··· GIVEN ENTRIES ···

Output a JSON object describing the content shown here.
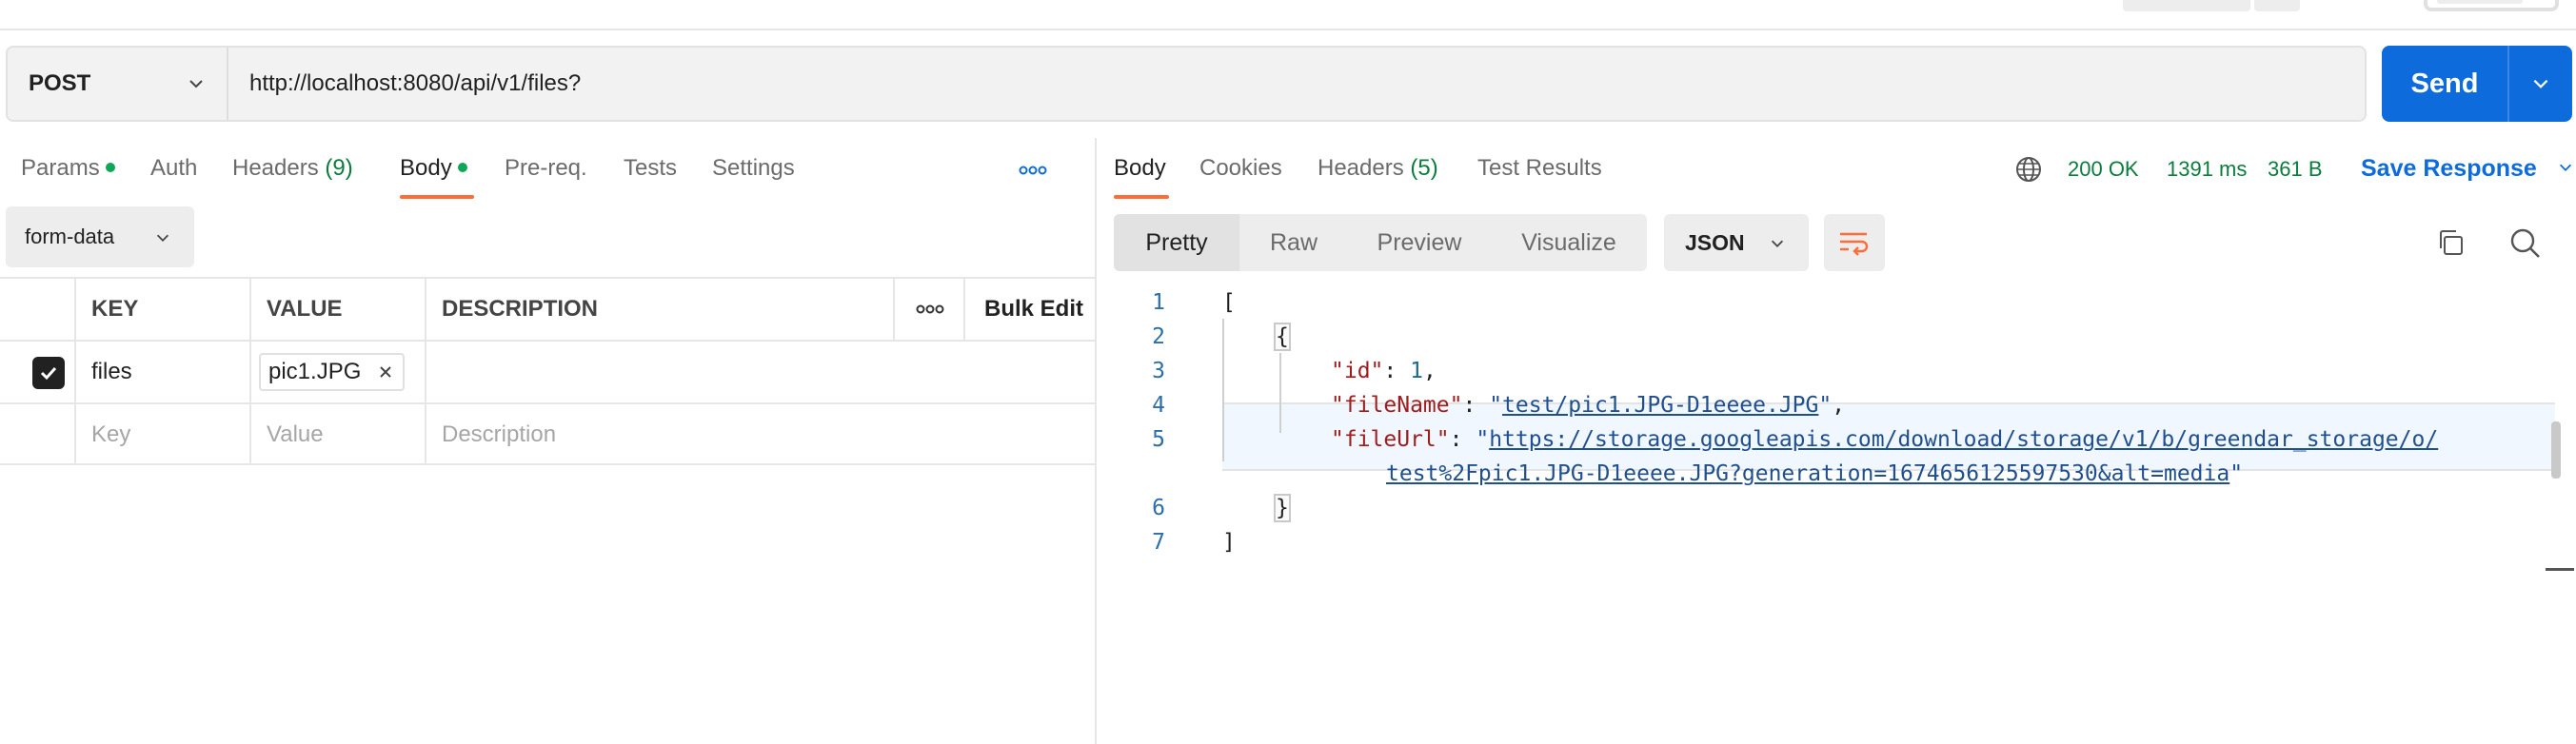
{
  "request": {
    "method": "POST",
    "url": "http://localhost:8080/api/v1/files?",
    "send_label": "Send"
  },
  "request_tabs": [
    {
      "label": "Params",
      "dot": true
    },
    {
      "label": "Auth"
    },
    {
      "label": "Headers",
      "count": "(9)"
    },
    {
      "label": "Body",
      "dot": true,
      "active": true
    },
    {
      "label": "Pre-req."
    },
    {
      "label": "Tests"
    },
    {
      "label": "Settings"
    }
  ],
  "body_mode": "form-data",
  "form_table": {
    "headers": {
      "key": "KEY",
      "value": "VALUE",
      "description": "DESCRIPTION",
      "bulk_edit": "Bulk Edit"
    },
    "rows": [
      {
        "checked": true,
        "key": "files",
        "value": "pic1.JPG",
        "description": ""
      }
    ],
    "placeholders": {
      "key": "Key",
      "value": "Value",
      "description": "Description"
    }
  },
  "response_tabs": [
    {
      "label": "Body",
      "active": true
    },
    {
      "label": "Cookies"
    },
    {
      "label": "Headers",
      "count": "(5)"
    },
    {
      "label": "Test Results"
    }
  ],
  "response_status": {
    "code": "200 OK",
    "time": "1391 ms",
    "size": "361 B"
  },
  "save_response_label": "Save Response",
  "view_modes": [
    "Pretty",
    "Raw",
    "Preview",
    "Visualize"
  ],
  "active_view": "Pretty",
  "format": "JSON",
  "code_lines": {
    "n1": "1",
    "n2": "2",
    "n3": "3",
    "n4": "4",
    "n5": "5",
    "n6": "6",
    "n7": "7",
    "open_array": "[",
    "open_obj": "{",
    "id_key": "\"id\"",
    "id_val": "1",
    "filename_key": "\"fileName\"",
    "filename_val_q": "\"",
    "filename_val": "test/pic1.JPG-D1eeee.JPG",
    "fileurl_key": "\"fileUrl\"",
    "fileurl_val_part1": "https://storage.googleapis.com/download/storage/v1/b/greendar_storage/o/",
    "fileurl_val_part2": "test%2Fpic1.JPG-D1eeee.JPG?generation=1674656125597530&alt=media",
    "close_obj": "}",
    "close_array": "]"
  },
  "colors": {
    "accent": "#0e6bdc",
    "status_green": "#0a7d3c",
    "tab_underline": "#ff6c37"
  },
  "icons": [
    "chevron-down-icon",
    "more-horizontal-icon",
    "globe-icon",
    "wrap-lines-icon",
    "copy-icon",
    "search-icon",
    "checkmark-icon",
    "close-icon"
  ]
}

···

WORK TO DO: Lines containing the string "value" should be counted; reply with their number and nothing more.

TASK ANSWER: 3